MATERIALS PROVIDED:
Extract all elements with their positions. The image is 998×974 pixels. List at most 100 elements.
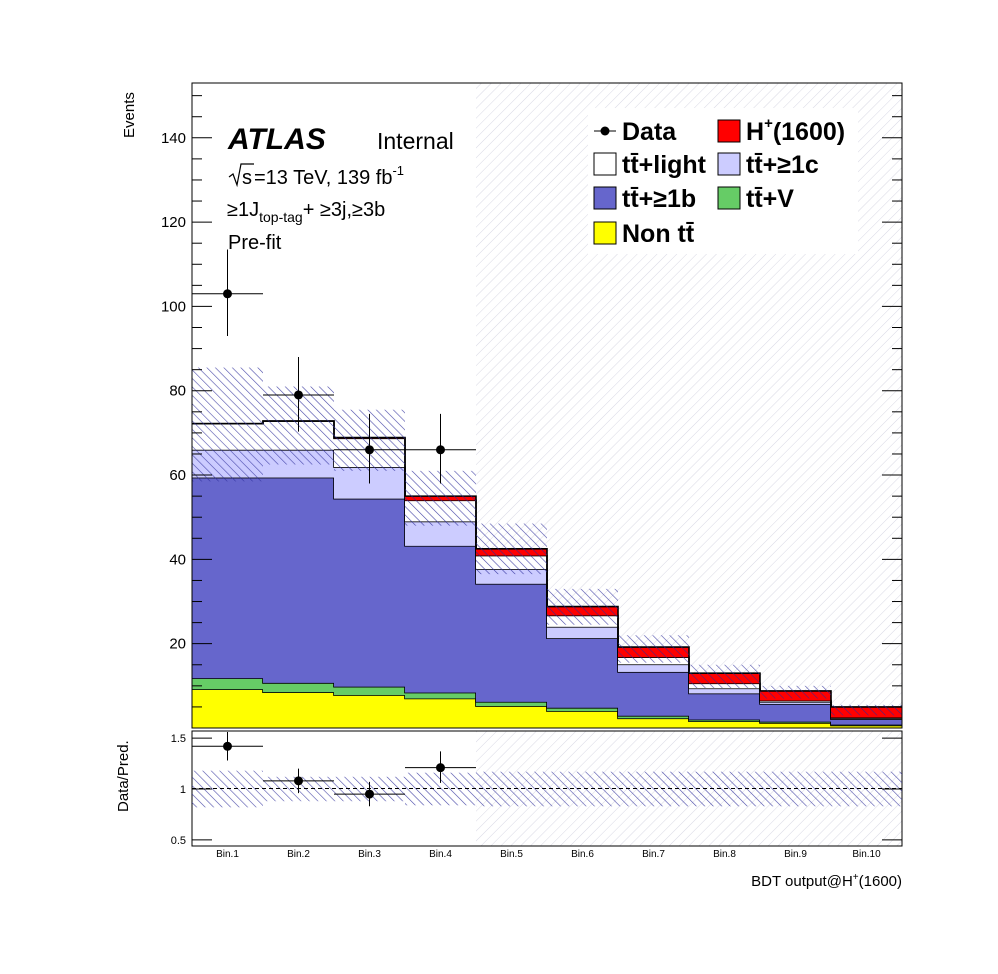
ratio-point-bin3 — [334, 781, 405, 807]
x-tick-label: Bin.2 — [287, 849, 310, 860]
bar-tt-1b-bin6 — [547, 638, 618, 708]
bar-tt-v-bin8 — [689, 719, 760, 722]
uncertainty-bin6 — [547, 588, 618, 625]
legend-label: tt̄+≥1c — [746, 151, 819, 179]
legend-entry: tt̄+≥1b — [593, 185, 696, 213]
ratio-y-tick-label: 0.5 — [171, 835, 186, 847]
legend-label: tt̄+V — [746, 185, 794, 213]
bar-tt-1c-bin9 — [760, 701, 831, 704]
uncertainty-bin8 — [689, 664, 760, 688]
bar-tt-1c-bin7 — [618, 664, 689, 672]
energy-lumi: =13 TeV, 139 fb-1 — [254, 163, 404, 189]
bar-non-tt-bin6 — [547, 711, 618, 728]
bar-tt-1b-bin8 — [689, 693, 760, 720]
y-tick-label: 80 — [169, 383, 186, 400]
bar-non-tt-bin4 — [405, 698, 476, 728]
bar-non-tt-bin7 — [618, 718, 689, 728]
atlas-annotation: ATLAS Internal s =13 TeV, 139 fb-1 ≥1Jto… — [227, 123, 454, 254]
series-tt-1b — [192, 476, 902, 725]
sqrt-symbol — [228, 163, 254, 188]
bar-tt-v-bin1 — [192, 678, 263, 690]
y-axis-main: 20 40 60 80 100 120 140 — [161, 95, 902, 708]
legend-entry: tt̄+light — [593, 151, 707, 179]
data-points — [192, 249, 476, 484]
legend-label: Data — [622, 118, 677, 146]
bar-tt-1b-bin9 — [760, 703, 831, 722]
data-point-bin2 — [263, 357, 334, 432]
ratio-uncertainty-bin6 — [547, 771, 618, 807]
bar-non-tt-bin8 — [689, 721, 760, 728]
legend-swatch — [593, 186, 617, 210]
bar-non-tt-bin10 — [831, 725, 902, 728]
ratio-y-tick-label: 1.5 — [171, 733, 186, 745]
bar-tt-1c-bin8 — [689, 688, 760, 694]
bar-tt-1b-bin4 — [405, 545, 476, 693]
bar-non-tt-bin9 — [760, 722, 831, 728]
y-tick-label: 100 — [161, 298, 186, 315]
ratio-points — [192, 732, 476, 807]
y-axis-label: Events — [121, 92, 138, 138]
data-point-bin1 — [192, 249, 263, 336]
bar-tt-1c-bin6 — [547, 626, 618, 639]
ratio-point-bin4 — [405, 751, 476, 783]
legend-entry: Data — [594, 118, 677, 146]
x-tick-label: Bin.9 — [784, 849, 807, 860]
x-tick-label: Bin.6 — [571, 849, 594, 860]
bar-tt-v-bin2 — [263, 682, 334, 693]
outline-tt-1b — [192, 476, 902, 720]
x-tick-label: Bin.4 — [429, 849, 452, 860]
legend-marker-data — [600, 126, 610, 136]
legend-swatch — [717, 186, 741, 210]
y-tick-label: 40 — [169, 551, 186, 568]
x-axis-label: BDT output@H+(1600) — [751, 872, 902, 890]
legend-label: H+(1600) — [746, 115, 845, 146]
uncertainty-bin10 — [831, 704, 902, 716]
data-point-bin4 — [405, 413, 476, 484]
legend-label: Non tt̄ — [622, 220, 695, 248]
bar-tt-1b-bin3 — [334, 498, 405, 687]
bar-tt-v-bin4 — [405, 692, 476, 699]
legend-entry: H+(1600) — [717, 115, 845, 146]
bar-tt-v-bin6 — [547, 707, 618, 712]
ratio-uncertainty-bin9 — [760, 771, 831, 807]
legend: Data H+(1600) tt̄+light tt̄+≥1c tt̄+≥1b tt̄+V… — [588, 108, 858, 254]
bar-tt-1b-bin7 — [618, 671, 689, 716]
bar-non-tt-bin5 — [476, 706, 547, 728]
legend-entry: tt̄+≥1c — [717, 151, 819, 179]
x-tick-label: Bin.1 — [216, 849, 239, 860]
y-tick-label: 60 — [169, 467, 186, 484]
uncertainty-bin1 — [192, 367, 263, 482]
bar-tt-1b-bin2 — [263, 477, 334, 683]
x-tick-label: Bin.7 — [642, 849, 665, 860]
bar-non-tt-bin3 — [334, 695, 405, 728]
y-tick-label: 120 — [161, 214, 186, 231]
energy-lumi-label: s =13 TeV, 139 fb-1 — [228, 163, 404, 189]
bar-non-tt-bin2 — [263, 692, 334, 728]
ratio-uncertainty-bin8 — [689, 771, 760, 807]
main-frame — [191, 82, 903, 729]
legend-swatch — [593, 152, 617, 176]
legend-swatch — [717, 119, 741, 143]
legend-entry: tt̄+V — [717, 185, 794, 213]
bar-tt-v-bin7 — [618, 715, 689, 719]
fit-state-label: Pre-fit — [228, 232, 282, 254]
legend-label: tt̄+≥1b — [622, 185, 696, 213]
uncertainty-bin7 — [618, 635, 689, 663]
selection-label: ≥1Jtop-tag+ ≥3j,≥3b — [227, 199, 385, 225]
uncertainty-band — [192, 367, 902, 716]
uncertainty-bin5 — [476, 523, 547, 575]
bar-tt-v-bin3 — [334, 686, 405, 696]
y-tick-label: 140 — [161, 130, 186, 147]
data-point-bin3 — [334, 413, 405, 484]
x-tick-label: Bin.10 — [852, 849, 881, 860]
legend-swatch — [717, 152, 741, 176]
ratio-y-axis-label: Data/Pred. — [115, 740, 132, 812]
bar-tt-v-bin5 — [476, 701, 547, 707]
bar-tt-1b-bin5 — [476, 583, 547, 702]
x-tick-label: Bin.5 — [500, 849, 523, 860]
legend-entry: Non tt̄ — [593, 220, 695, 248]
internal-label: Internal — [377, 128, 454, 154]
ratio-point-bin1 — [192, 732, 263, 761]
x-tick-label: Bin.3 — [358, 849, 381, 860]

TASK TO COMPLETE: Rewrite the lines above as a JSON list of strings, one string per line, with blank lines and pictures left out.

EXERCISE SOLUTION:
[
  "Extract all elements with their positions. The image is 998×974 pixels. List at most 100 elements.",
  "ratio-point-bin3 — [334, 781, 405, 807]",
  "x-tick-label: Bin.2 — [287, 849, 310, 860]",
  "bar-tt-1b-bin6 — [547, 638, 618, 708]",
  "bar-tt-v-bin8 — [689, 719, 760, 722]",
  "uncertainty-bin6 — [547, 588, 618, 625]",
  "legend-label: tt̄+≥1c — [746, 151, 819, 179]",
  "legend-entry: tt̄+≥1b — [593, 185, 696, 213]",
  "ratio-y-tick-label: 0.5 — [171, 835, 186, 847]",
  "legend-label: tt̄+V — [746, 185, 794, 213]",
  "bar-tt-1c-bin9 — [760, 701, 831, 704]",
  "uncertainty-bin8 — [689, 664, 760, 688]",
  "bar-tt-1c-bin7 — [618, 664, 689, 672]",
  "energy-lumi: =13 TeV, 139 fb-1 — [254, 163, 404, 189]",
  "bar-non-tt-bin6 — [547, 711, 618, 728]",
  "bar-tt-1b-bin8 — [689, 693, 760, 720]",
  "y-tick-label: 80 — [169, 383, 186, 400]",
  "bar-non-tt-bin4 — [405, 698, 476, 728]",
  "bar-non-tt-bin7 — [618, 718, 689, 728]",
  "atlas-annotation: ATLAS Internal s =13 TeV, 139 fb-1 ≥1Jto… — [227, 123, 454, 254]",
  "series-tt-1b — [192, 476, 902, 725]",
  "sqrt-symbol — [228, 163, 254, 188]",
  "bar-tt-v-bin1 — [192, 678, 263, 690]",
  "y-axis-main: 20 40 60 80 100 120 140 — [161, 95, 902, 708]",
  "legend-entry: tt̄+light — [593, 151, 707, 179]",
  "data-points — [192, 249, 476, 484]",
  "legend-label: Data — [622, 118, 677, 146]",
  "bar-tt-1b-bin9 — [760, 703, 831, 722]",
  "data-point-bin2 — [263, 357, 334, 432]",
  "ratio-uncertainty-bin6 — [547, 771, 618, 807]",
  "bar-non-tt-bin8 — [689, 721, 760, 728]",
  "legend-swatch — [593, 186, 617, 210]",
  "bar-non-tt-bin10 — [831, 725, 902, 728]",
  "ratio-y-tick-label: 1.5 — [171, 733, 186, 745]",
  "bar-tt-1c-bin8 — [689, 688, 760, 694]",
  "bar-tt-1b-bin4 — [405, 545, 476, 693]",
  "bar-non-tt-bin9 — [760, 722, 831, 728]",
  "y-tick-label: 100 — [161, 298, 186, 315]",
  "ratio-points — [192, 732, 476, 807]",
  "y-axis-label: Events — [121, 92, 138, 138]",
  "data-point-bin1 — [192, 249, 263, 336]",
  "bar-tt-1c-bin6 — [547, 626, 618, 639]",
  "ratio-point-bin4 — [405, 751, 476, 783]",
  "legend-entry: Data — [594, 118, 677, 146]",
  "x-tick-label: Bin.9 — [784, 849, 807, 860]",
  "x-tick-label: Bin.6 — [571, 849, 594, 860]",
  "bar-tt-v-bin2 — [263, 682, 334, 693]",
  "outline-tt-1b — [192, 476, 902, 720]",
  "x-tick-label: Bin.4 — [429, 849, 452, 860]",
  "legend-marker-data — [600, 126, 610, 136]",
  "legend-swatch — [717, 186, 741, 210]",
  "y-tick-label: 40 — [169, 551, 186, 568]",
  "x-axis-label: BDT output@H+(1600) — [751, 872, 902, 890]",
  "legend-label: H+(1600) — [746, 115, 845, 146]",
  "uncertainty-bin10 — [831, 704, 902, 716]",
  "data-point-bin4 — [405, 413, 476, 484]",
  "legend-label: Non tt̄ — [622, 220, 695, 248]",
  "bar-tt-1b-bin3 — [334, 498, 405, 687]",
  "bar-tt-v-bin4 — [405, 692, 476, 699]",
  "legend-entry: H+(1600) — [717, 115, 845, 146]",
  "bar-tt-v-bin6 — [547, 707, 618, 712]",
  "ratio-uncertainty-bin9 — [760, 771, 831, 807]",
  "legend: Data H+(1600) tt̄+light tt̄+≥1c tt̄+≥1b tt̄+V… — [588, 108, 858, 254]",
  "bar-tt-1b-bin7 — [618, 671, 689, 716]",
  "bar-non-tt-bin5 — [476, 706, 547, 728]",
  "legend-entry: tt̄+≥1c — [717, 151, 819, 179]",
  "x-tick-label: Bin.1 — [216, 849, 239, 860]",
  "y-tick-label: 60 — [169, 467, 186, 484]",
  "uncertainty-bin1 — [192, 367, 263, 482]",
  "bar-tt-1b-bin2 — [263, 477, 334, 683]",
  "x-tick-label: Bin.7 — [642, 849, 665, 860]",
  "bar-non-tt-bin3 — [334, 695, 405, 728]",
  "y-tick-label: 120 — [161, 214, 186, 231]",
  "energy-lumi-label: s =13 TeV, 139 fb-1 — [228, 163, 404, 189]",
  "bar-non-tt-bin2 — [263, 692, 334, 728]",
  "ratio-uncertainty-bin8 — [689, 771, 760, 807]",
  "main-frame — [191, 82, 903, 729]",
  "legend-swatch — [593, 152, 617, 176]",
  "legend-swatch — [717, 119, 741, 143]",
  "legend-entry: tt̄+V — [717, 185, 794, 213]",
  "bar-tt-v-bin7 — [618, 715, 689, 719]",
  "fit-state-label: Pre-fit — [228, 232, 282, 254]",
  "legend-label: tt̄+≥1b — [622, 185, 696, 213]",
  "uncertainty-bin7 — [618, 635, 689, 663]",
  "selection-label: ≥1Jtop-tag+ ≥3j,≥3b — [227, 199, 385, 225]",
  "uncertainty-band — [192, 367, 902, 716]",
  "uncertainty-bin5 — [476, 523, 547, 575]",
  "bar-tt-v-bin3 — [334, 686, 405, 696]",
  "y-tick-label: 140 — [161, 130, 186, 147]",
  "data-point-bin3 — [334, 413, 405, 484]",
  "x-tick-label: Bin.10 — [852, 849, 881, 860]",
  "legend-swatch — [717, 152, 741, 176]",
  "ratio-y-axis-label: Data/Pred. — [115, 740, 132, 812]",
  "bar-tt-v-bin5 — [476, 701, 547, 707]",
  "bar-tt-1b-bin5 — [476, 583, 547, 702]",
  "x-tick-label: Bin.5 — [500, 849, 523, 860]",
  "legend-entry: Non tt̄ — [593, 220, 695, 248]",
  "internal-label: Internal — [377, 128, 454, 154]",
  "ratio-point-bin1 — [192, 732, 263, 761]",
  "x-tick-label: Bin.3 — [358, 849, 381, 860]"
]